Every entry below must be repeated exactly; skip the pictures.

☆ ☆ ☆

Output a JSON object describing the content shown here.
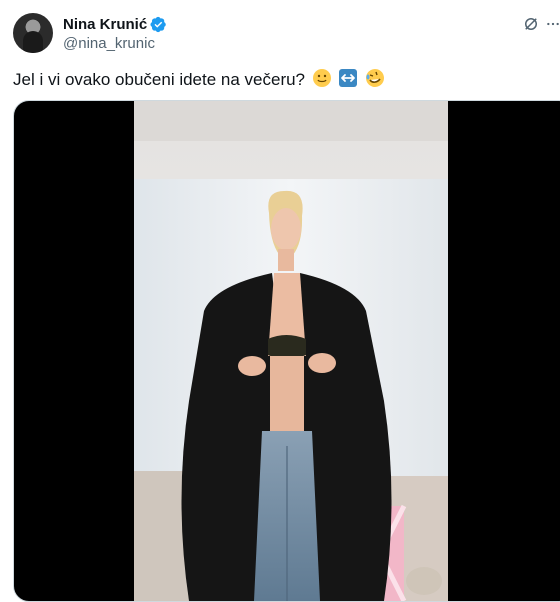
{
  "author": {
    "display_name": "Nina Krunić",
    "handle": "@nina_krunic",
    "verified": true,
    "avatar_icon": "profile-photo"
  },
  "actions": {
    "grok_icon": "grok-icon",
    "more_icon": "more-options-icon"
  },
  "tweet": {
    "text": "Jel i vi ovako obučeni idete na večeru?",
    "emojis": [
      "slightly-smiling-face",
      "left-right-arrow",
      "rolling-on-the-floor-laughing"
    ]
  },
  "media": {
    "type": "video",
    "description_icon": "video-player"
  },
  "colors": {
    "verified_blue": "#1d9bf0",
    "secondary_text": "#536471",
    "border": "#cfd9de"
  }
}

☆ ☆ ☆

Exercise answer:
Output a JSON object describing the content shown here.
{
  "author": {
    "display_name": "Nina Krunić",
    "handle": "@nina_krunic",
    "verified": true,
    "avatar_icon": "profile-photo"
  },
  "actions": {
    "grok_icon": "grok-icon",
    "more_icon": "more-options-icon"
  },
  "tweet": {
    "text": "Jel i vi ovako obučeni idete na večeru?",
    "emojis": [
      "slightly-smiling-face",
      "left-right-arrow",
      "rolling-on-the-floor-laughing"
    ]
  },
  "media": {
    "type": "video",
    "description_icon": "video-player"
  },
  "colors": {
    "verified_blue": "#1d9bf0",
    "secondary_text": "#536471",
    "border": "#cfd9de"
  }
}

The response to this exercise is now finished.